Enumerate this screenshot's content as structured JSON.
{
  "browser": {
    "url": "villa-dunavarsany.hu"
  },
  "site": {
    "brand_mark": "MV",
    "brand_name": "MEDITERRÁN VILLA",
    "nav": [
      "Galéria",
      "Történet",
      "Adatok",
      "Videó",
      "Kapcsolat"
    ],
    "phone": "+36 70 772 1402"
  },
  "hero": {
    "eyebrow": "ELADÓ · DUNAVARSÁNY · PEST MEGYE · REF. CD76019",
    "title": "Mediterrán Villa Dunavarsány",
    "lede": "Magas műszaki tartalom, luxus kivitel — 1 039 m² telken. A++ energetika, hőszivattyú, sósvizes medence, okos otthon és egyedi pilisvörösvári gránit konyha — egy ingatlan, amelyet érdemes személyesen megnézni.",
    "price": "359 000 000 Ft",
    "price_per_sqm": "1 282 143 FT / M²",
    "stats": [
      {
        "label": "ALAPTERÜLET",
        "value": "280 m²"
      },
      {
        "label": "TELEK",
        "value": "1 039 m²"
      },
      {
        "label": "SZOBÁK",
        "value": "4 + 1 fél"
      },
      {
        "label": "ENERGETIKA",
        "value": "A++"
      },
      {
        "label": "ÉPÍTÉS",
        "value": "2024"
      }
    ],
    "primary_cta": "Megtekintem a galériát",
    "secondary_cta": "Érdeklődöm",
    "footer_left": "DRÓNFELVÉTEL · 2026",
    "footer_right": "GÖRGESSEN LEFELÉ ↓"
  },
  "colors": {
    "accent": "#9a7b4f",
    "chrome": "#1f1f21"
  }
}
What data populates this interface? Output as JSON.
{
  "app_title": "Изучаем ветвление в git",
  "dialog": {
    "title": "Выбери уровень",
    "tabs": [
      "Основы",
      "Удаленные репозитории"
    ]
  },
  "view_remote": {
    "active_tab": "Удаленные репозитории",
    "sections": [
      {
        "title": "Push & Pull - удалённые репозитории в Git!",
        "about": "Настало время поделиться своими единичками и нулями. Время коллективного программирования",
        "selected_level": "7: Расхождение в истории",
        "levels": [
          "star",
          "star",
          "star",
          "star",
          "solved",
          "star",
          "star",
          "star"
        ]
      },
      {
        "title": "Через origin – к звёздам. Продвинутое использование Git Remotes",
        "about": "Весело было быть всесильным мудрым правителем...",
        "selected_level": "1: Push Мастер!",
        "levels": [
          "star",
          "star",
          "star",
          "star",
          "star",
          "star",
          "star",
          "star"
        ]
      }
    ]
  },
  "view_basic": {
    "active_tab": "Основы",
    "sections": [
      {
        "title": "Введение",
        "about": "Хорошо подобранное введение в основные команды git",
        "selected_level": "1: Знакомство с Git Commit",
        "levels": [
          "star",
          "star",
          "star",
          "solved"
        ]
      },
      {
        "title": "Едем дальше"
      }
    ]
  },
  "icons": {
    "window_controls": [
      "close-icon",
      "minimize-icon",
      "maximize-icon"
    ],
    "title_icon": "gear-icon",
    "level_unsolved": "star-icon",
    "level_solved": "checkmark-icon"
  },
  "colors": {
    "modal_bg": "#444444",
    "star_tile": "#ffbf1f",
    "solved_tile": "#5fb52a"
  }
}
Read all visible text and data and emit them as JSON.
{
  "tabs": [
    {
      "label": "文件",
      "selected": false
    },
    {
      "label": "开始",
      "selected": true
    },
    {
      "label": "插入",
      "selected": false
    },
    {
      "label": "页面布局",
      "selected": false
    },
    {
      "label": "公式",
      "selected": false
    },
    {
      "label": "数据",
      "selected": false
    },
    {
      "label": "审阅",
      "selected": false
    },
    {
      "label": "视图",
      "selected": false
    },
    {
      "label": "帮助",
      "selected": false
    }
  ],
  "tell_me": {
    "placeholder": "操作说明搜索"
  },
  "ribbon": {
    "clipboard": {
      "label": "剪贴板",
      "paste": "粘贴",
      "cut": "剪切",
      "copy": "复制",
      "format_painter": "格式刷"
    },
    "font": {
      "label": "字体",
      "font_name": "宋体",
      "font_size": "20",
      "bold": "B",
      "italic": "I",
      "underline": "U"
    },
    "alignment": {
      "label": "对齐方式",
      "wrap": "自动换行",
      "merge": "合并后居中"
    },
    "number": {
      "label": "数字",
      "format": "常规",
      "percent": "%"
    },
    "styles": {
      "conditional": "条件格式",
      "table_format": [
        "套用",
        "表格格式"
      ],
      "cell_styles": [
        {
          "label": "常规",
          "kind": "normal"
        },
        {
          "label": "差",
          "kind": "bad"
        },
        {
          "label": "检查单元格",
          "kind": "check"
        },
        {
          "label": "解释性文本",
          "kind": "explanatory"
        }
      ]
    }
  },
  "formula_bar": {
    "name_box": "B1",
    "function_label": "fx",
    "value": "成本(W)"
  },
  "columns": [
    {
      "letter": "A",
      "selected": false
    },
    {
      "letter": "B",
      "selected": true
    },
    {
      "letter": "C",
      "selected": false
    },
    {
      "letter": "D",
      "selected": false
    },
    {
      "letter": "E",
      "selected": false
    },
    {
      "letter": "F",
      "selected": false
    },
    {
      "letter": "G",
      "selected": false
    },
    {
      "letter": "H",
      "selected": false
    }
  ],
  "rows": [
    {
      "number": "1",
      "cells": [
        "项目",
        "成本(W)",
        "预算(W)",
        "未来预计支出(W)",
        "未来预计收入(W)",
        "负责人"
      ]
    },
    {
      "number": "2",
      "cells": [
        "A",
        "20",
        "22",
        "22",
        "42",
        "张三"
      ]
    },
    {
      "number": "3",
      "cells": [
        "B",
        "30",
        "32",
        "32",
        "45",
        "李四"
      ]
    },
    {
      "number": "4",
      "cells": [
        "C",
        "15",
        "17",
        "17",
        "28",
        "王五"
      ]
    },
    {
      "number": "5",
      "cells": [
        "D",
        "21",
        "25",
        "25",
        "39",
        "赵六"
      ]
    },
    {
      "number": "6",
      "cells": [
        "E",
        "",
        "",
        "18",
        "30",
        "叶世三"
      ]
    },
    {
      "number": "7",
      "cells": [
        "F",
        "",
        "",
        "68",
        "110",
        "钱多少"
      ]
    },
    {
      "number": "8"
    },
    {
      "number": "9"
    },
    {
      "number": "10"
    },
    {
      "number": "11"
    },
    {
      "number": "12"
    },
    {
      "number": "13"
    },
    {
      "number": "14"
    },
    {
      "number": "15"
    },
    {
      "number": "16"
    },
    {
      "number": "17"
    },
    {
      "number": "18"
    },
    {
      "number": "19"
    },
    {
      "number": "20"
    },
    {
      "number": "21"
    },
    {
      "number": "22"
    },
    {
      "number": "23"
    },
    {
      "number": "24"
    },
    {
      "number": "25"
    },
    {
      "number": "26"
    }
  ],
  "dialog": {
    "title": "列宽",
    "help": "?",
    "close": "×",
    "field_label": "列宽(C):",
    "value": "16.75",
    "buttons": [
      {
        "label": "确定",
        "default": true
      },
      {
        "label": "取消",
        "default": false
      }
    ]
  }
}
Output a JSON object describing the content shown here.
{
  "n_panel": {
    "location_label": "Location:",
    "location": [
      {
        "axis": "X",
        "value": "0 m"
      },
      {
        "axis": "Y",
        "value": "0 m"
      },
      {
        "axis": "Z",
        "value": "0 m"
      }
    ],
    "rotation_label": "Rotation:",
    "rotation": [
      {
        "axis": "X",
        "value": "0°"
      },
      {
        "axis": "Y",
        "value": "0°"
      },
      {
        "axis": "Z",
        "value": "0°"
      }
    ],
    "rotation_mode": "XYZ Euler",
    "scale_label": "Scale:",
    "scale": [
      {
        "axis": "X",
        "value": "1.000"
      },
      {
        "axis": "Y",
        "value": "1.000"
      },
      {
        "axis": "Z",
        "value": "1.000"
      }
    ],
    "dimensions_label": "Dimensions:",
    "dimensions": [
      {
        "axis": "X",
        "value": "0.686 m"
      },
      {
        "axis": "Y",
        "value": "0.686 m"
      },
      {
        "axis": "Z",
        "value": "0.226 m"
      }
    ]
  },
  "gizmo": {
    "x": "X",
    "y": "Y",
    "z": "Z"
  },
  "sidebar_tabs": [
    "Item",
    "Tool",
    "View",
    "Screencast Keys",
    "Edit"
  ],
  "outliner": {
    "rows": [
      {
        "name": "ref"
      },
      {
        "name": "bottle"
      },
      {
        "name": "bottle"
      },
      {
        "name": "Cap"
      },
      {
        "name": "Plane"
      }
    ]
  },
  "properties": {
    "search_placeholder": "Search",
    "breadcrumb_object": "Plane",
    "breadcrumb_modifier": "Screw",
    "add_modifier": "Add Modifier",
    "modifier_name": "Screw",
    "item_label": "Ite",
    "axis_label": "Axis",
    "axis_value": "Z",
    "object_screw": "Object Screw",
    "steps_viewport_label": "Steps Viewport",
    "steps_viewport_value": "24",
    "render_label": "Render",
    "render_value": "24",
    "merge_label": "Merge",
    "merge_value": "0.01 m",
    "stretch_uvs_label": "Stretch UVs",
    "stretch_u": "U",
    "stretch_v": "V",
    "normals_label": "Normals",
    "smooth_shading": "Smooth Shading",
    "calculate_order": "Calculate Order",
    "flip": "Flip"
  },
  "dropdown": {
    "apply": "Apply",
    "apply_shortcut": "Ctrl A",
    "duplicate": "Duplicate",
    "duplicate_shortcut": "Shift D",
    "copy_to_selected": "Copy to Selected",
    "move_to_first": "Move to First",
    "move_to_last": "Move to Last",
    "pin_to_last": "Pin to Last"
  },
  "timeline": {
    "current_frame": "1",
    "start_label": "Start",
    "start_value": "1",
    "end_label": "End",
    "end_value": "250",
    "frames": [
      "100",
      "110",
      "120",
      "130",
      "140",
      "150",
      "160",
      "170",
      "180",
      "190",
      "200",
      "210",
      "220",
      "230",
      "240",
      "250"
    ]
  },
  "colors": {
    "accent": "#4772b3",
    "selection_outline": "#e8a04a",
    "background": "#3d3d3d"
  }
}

====

Copy each line above containing the string "репозитории".

* **REPLY**
      "Удаленные репозитории"
    "active_tab": "Удаленные репозитории",
        "title": "Push & Pull - удалённые репозитории в Git!",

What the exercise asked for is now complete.